## Data supplied
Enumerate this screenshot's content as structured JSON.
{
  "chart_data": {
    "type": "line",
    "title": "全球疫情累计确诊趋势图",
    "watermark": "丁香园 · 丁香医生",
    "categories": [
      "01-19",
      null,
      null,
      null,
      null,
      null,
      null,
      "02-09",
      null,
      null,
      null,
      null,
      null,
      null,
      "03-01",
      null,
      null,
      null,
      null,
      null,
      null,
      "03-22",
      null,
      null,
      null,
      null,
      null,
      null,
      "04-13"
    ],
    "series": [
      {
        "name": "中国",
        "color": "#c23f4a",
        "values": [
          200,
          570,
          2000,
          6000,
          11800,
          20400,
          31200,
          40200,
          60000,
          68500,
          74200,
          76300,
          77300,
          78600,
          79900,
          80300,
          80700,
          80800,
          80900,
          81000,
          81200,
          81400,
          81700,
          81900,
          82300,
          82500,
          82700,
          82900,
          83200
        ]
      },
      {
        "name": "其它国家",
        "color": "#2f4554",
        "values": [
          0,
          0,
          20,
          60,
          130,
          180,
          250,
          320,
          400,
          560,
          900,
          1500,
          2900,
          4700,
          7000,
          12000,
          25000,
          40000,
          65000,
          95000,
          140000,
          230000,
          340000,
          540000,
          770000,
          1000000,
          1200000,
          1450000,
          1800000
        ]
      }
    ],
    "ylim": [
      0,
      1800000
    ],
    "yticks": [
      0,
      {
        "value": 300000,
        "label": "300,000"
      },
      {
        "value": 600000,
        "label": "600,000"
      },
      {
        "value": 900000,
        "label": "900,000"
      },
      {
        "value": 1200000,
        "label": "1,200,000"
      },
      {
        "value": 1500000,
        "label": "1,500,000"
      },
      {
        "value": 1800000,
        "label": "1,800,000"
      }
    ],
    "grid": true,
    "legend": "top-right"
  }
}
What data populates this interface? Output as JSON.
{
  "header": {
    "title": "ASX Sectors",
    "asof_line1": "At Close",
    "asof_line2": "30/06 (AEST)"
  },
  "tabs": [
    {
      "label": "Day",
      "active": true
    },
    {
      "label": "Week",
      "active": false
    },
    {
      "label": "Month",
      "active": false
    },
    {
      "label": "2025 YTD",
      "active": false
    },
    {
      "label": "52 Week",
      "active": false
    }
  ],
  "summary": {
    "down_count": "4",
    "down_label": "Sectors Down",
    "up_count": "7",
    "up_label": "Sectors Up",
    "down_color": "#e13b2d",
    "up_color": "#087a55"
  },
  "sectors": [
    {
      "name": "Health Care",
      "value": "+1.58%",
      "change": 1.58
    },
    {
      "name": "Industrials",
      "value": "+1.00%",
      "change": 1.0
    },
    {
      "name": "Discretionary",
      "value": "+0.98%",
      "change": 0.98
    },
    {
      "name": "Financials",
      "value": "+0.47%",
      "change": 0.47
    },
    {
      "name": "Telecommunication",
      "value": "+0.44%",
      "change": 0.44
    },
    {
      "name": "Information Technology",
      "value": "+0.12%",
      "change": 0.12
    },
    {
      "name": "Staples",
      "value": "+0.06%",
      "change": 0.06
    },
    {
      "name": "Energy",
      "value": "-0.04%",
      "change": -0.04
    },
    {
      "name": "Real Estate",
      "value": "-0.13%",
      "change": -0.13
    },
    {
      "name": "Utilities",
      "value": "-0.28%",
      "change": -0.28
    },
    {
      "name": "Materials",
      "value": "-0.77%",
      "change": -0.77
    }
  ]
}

## Task description
Only the lines from the one that contains "What data populates" through the last line should be repeated, each exactly as it stands, with both ends included.

## The result
What data populates this interface? Output as JSON.
{
  "header": {
    "title": "ASX Sectors",
    "asof_line1": "At Close",
    "asof_line2": "30/06 (AEST)"
  },
  "tabs": [
    {
      "label": "Day",
      "active": true
    },
    {
      "label": "Week",
      "active": false
    },
    {
      "label": "Month",
      "active": false
    },
    {
      "label": "2025 YTD",
      "active": false
    },
    {
      "label": "52 Week",
      "active": false
    }
  ],
  "summary": {
    "down_count": "4",
    "down_label": "Sectors Down",
    "up_count": "7",
    "up_label": "Sectors Up",
    "down_color": "#e13b2d",
    "up_color": "#087a55"
  },
  "sectors": [
    {
      "name": "Health Care",
      "value": "+1.58%",
      "change": 1.58
    },
    {
      "name": "Industrials",
      "value": "+1.00%",
      "change": 1.0
    },
    {
      "name": "Discretionary",
      "value": "+0.98%",
      "change": 0.98
    },
    {
      "name": "Financials",
      "value": "+0.47%",
      "change": 0.47
    },
    {
      "name": "Telecommunication",
      "value": "+0.44%",
      "change": 0.44
    },
    {
      "name": "Information Technology",
      "value": "+0.12%",
      "change": 0.12
    },
    {
      "name": "Staples",
      "value": "+0.06%",
      "change": 0.06
    },
    {
      "name": "Energy",
      "value": "-0.04%",
      "change": -0.04
    },
    {
      "name": "Real Estate",
      "value": "-0.13%",
      "change": -0.13
    },
    {
      "name": "Utilities",
      "value": "-0.28%",
      "change": -0.28
    },
    {
      "name": "Materials",
      "value": "-0.77%",
      "change": -0.77
    }
  ]
}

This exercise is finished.